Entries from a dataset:
* * *

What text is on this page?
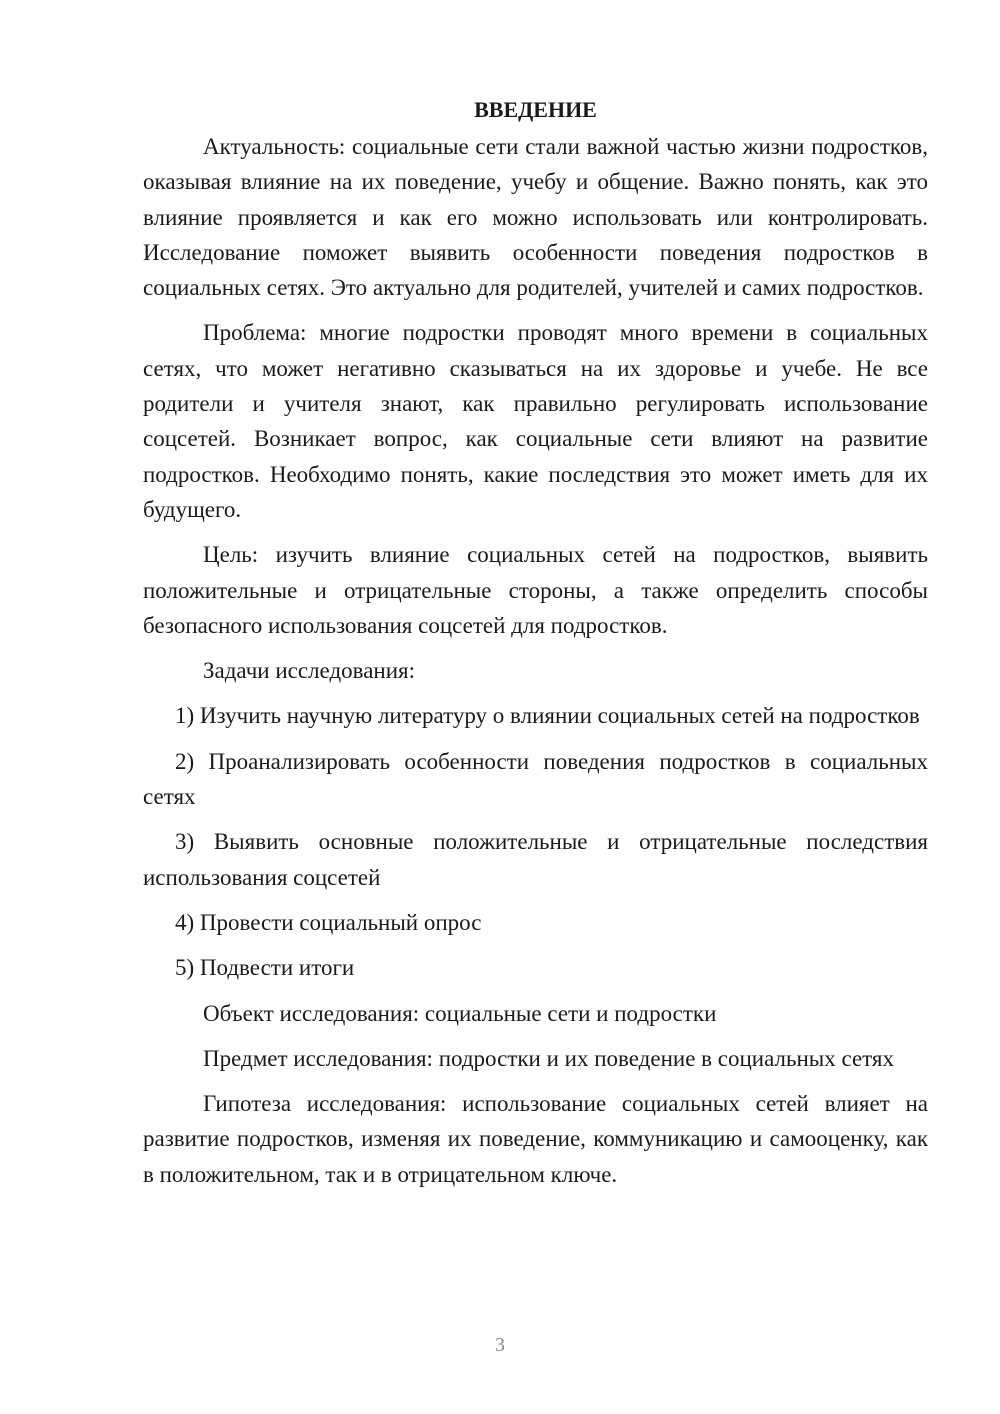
ВВЕДЕНИЕ

Актуальность: социальные сети стали важной частью жизни подростков, оказывая влияние на их поведение, учебу и общение. Важно понять, как это влияние проявляется и как его можно использовать или контролировать. Исследование поможет выявить особенности поведения подростков в социальных сетях. Это актуально для родителей, учителей и самих подростков.

Проблема: многие подростки проводят много времени в социальных сетях, что может негативно сказываться на их здоровье и учебе. Не все родители и учителя знают, как правильно регулировать использование соцсетей. Возникает вопрос, как социальные сети влияют на развитие подростков. Необходимо понять, какие последствия это может иметь для их будущего.

Цель: изучить влияние социальных сетей на подростков, выявить положительные и отрицательные стороны, а также определить способы безопасного использования соцсетей для подростков.

Задачи исследования:

1) Изучить научную литературу о влиянии социальных сетей на подростков

2) Проанализировать особенности поведения подростков в социальных сетях

3) Выявить основные положительные и отрицательные последствия использования соцсетей

4) Провести социальный опрос

5) Подвести итоги

Объект исследования: социальные сети и подростки

Предмет исследования: подростки и их поведение в социальных сетях

Гипотеза исследования: использование социальных сетей влияет на развитие подростков, изменяя их поведение, коммуникацию и самооценку, как в положительном, так и в отрицательном ключе.

3
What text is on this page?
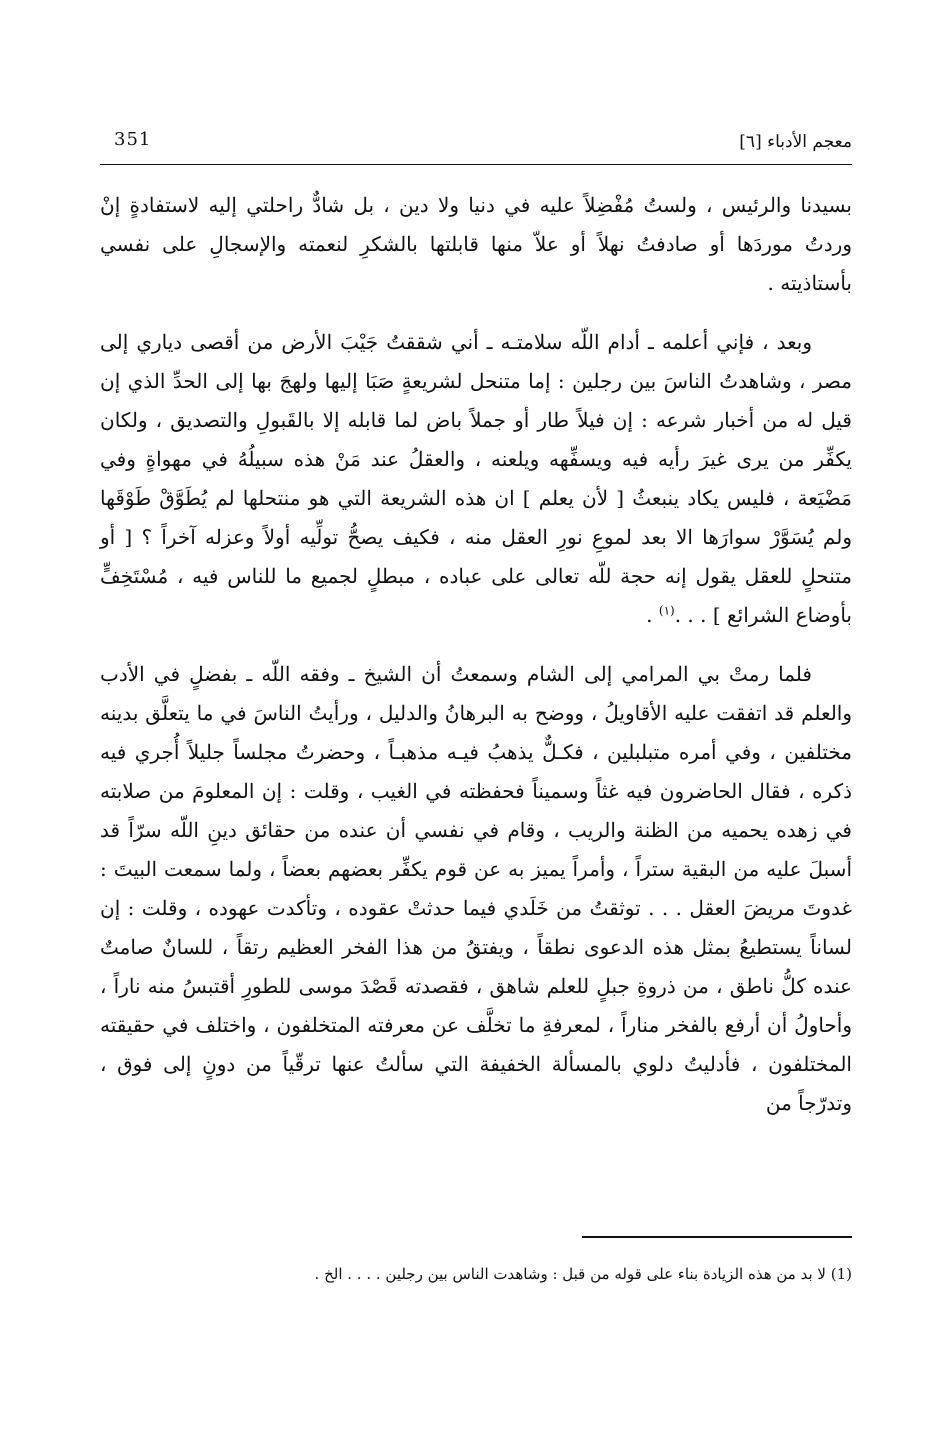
معجم الأدباء [٦]
351

بسيدنا والرئيس ، ولستُ مُفْضِلاً عليه في دنيا ولا دين ، بل شادٌّ راحلتي إليه لاستفادةٍ إنْ وردتُ موردَها أو صادفتُ نهلاً أو علاّ منها قابلتها بالشكرِ لنعمته والإسجالِ على نفسي بأستاذيته .

وبعد ، فإني أعلمه ـ أدام اللّه سلامتـه ـ أني شققتُ جَيْبَ الأرض من أقصى دياري إلى مصر ، وشاهدتُ الناسَ بين رجلين : إما متنحل لشريعةٍ صَبَا إليها ولهجَ بها إلى الحدِّ الذي إن قيل له من أخبار شرعه : إن فيلاً طار أو جملاً باض لما قابله إلا بالقَبولِ والتصديق ، ولكان يكفِّر من يرى غيرَ رأيه فيه ويسفِّهه ويلعنه ، والعقلُ عند مَنْ هذه سبيلُهُ في مهواةٍ وفي مَضْيَعة ، فليس يكاد ينبعثُ [ لأن يعلم ] ان هذه الشريعة التي هو منتحلها لم يُطَوَّقْ طَوْقَها ولم يُسَوَّرْ سوارَها الا بعد لموعِ نورِ العقل منه ، فكيف يصحُّ تولِّيه أولاً وعزله آخراً ؟ [ أو متنحلٍ للعقل يقول إنه حجة للّه تعالى على عباده ، مبطلٍ لجميع ما للناس فيه ، مُسْتَخِفٍّ بأوضاع الشرائع ] . . .$^{(١)}$ .

فلما رمتْ بي المرامي إلى الشام وسمعتُ أن الشيخ ـ وفقه اللّه ـ بفضلٍ في الأدب والعلم قد اتفقت عليه الأقاويلُ ، ووضح به البرهانُ والدليل ، ورأيتُ الناسَ في ما يتعلَّق بدينه مختلفين ، وفي أمره متبلبلين ، فكـلٌّ يذهبُ فيـه مذهبـاً ، وحضرتُ مجلساً جليلاً أُجري فيه ذكره ، فقال الحاضرون فيه غثاً وسميناً فحفظته في الغيب ، وقلت : إن المعلومَ من صلابته في زهده يحميه من الظنة والريب ، وقام في نفسي أن عنده من حقائق دينِ اللّه سرّاً قد أسبلَ عليه من البقية ستراً ، وأمراً يميز به عن قوم يكفِّر بعضهم بعضاً ، ولما سمعت البيتَ : غدوتَ مريضَ العقل . . . توثقتُ من خَلَدي فيما حدثتْ عقوده ، وتأكدت عهوده ، وقلت : إن لساناً يستطيعُ بمثل هذه الدعوى نطقاً ، ويفتقُ من هذا الفخر العظيم رتقاً ، للسانٌ صامتٌ عنده كلُّ ناطق ، من ذروةِ جبلٍ للعلم شاهق ، فقصدته قَصْدَ موسى للطورِ أقتبسُ منه ناراً ، وأحاولُ أن أرفع بالفخر مناراً ، لمعرفةِ ما تخلَّف عن معرفته المتخلفون ، واختلف في حقيقته المختلفون ، فأدليتُ دلوي بالمسألة الخفيفة التي سألتُ عنها ترقّياً من دونٍ إلى فوق ، وتدرّجاً من

(1) لا بد من هذه الزيادة بناء على قوله من قبل : وشاهدت الناس بين رجلين . . . . الخ .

* * *

Exercise requirements:
Drop the images and quote the entries word for word.

Task answer:
What text is on this page?
ВВЕДЕНИЕ

Актуальность: социальные сети стали важной частью жизни подростков, оказывая влияние на их поведение, учебу и общение. Важно понять, как это влияние проявляется и как его можно использовать или контролировать. Исследование поможет выявить особенности поведения подростков в социальных сетях. Это актуально для родителей, учителей и самих подростков.

Проблема: многие подростки проводят много времени в социальных сетях, что может негативно сказываться на их здоровье и учебе. Не все родители и учителя знают, как правильно регулировать использование соцсетей. Возникает вопрос, как социальные сети влияют на развитие подростков. Необходимо понять, какие последствия это может иметь для их будущего.

Цель: изучить влияние социальных сетей на подростков, выявить положительные и отрицательные стороны, а также определить способы безопасного использования соцсетей для подростков.

Задачи исследования:

1) Изучить научную литературу о влиянии социальных сетей на подростков

2) Проанализировать особенности поведения подростков в социальных сетях

3) Выявить основные положительные и отрицательные последствия использования соцсетей

4) Провести социальный опрос

5) Подвести итоги

Объект исследования: социальные сети и подростки

Предмет исследования: подростки и их поведение в социальных сетях

Гипотеза исследования: использование социальных сетей влияет на развитие подростков, изменяя их поведение, коммуникацию и самооценку, как в положительном, так и в отрицательном ключе.

3
What text is on this page?
معجم الأدباء [٦]
351

بسيدنا والرئيس ، ولستُ مُفْضِلاً عليه في دنيا ولا دين ، بل شادٌّ راحلتي إليه لاستفادةٍ إنْ وردتُ موردَها أو صادفتُ نهلاً أو علاّ منها قابلتها بالشكرِ لنعمته والإسجالِ على نفسي بأستاذيته .

وبعد ، فإني أعلمه ـ أدام اللّه سلامتـه ـ أني شققتُ جَيْبَ الأرض من أقصى دياري إلى مصر ، وشاهدتُ الناسَ بين رجلين : إما متنحل لشريعةٍ صَبَا إليها ولهجَ بها إلى الحدِّ الذي إن قيل له من أخبار شرعه : إن فيلاً طار أو جملاً باض لما قابله إلا بالقَبولِ والتصديق ، ولكان يكفِّر من يرى غيرَ رأيه فيه ويسفِّهه ويلعنه ، والعقلُ عند مَنْ هذه سبيلُهُ في مهواةٍ وفي مَضْيَعة ، فليس يكاد ينبعثُ [ لأن يعلم ] ان هذه الشريعة التي هو منتحلها لم يُطَوَّقْ طَوْقَها ولم يُسَوَّرْ سوارَها الا بعد لموعِ نورِ العقل منه ، فكيف يصحُّ تولِّيه أولاً وعزله آخراً ؟ [ أو متنحلٍ للعقل يقول إنه حجة للّه تعالى على عباده ، مبطلٍ لجميع ما للناس فيه ، مُسْتَخِفٍّ بأوضاع الشرائع ] . . .$^{(١)}$ .

فلما رمتْ بي المرامي إلى الشام وسمعتُ أن الشيخ ـ وفقه اللّه ـ بفضلٍ في الأدب والعلم قد اتفقت عليه الأقاويلُ ، ووضح به البرهانُ والدليل ، ورأيتُ الناسَ في ما يتعلَّق بدينه مختلفين ، وفي أمره متبلبلين ، فكـلٌّ يذهبُ فيـه مذهبـاً ، وحضرتُ مجلساً جليلاً أُجري فيه ذكره ، فقال الحاضرون فيه غثاً وسميناً فحفظته في الغيب ، وقلت : إن المعلومَ من صلابته في زهده يحميه من الظنة والريب ، وقام في نفسي أن عنده من حقائق دينِ اللّه سرّاً قد أسبلَ عليه من البقية ستراً ، وأمراً يميز به عن قوم يكفِّر بعضهم بعضاً ، ولما سمعت البيتَ : غدوتَ مريضَ العقل . . . توثقتُ من خَلَدي فيما حدثتْ عقوده ، وتأكدت عهوده ، وقلت : إن لساناً يستطيعُ بمثل هذه الدعوى نطقاً ، ويفتقُ من هذا الفخر العظيم رتقاً ، للسانٌ صامتٌ عنده كلُّ ناطق ، من ذروةِ جبلٍ للعلم شاهق ، فقصدته قَصْدَ موسى للطورِ أقتبسُ منه ناراً ، وأحاولُ أن أرفع بالفخر مناراً ، لمعرفةِ ما تخلَّف عن معرفته المتخلفون ، واختلف في حقيقته المختلفون ، فأدليتُ دلوي بالمسألة الخفيفة التي سألتُ عنها ترقّياً من دونٍ إلى فوق ، وتدرّجاً من

(1) لا بد من هذه الزيادة بناء على قوله من قبل : وشاهدت الناس بين رجلين . . . . الخ .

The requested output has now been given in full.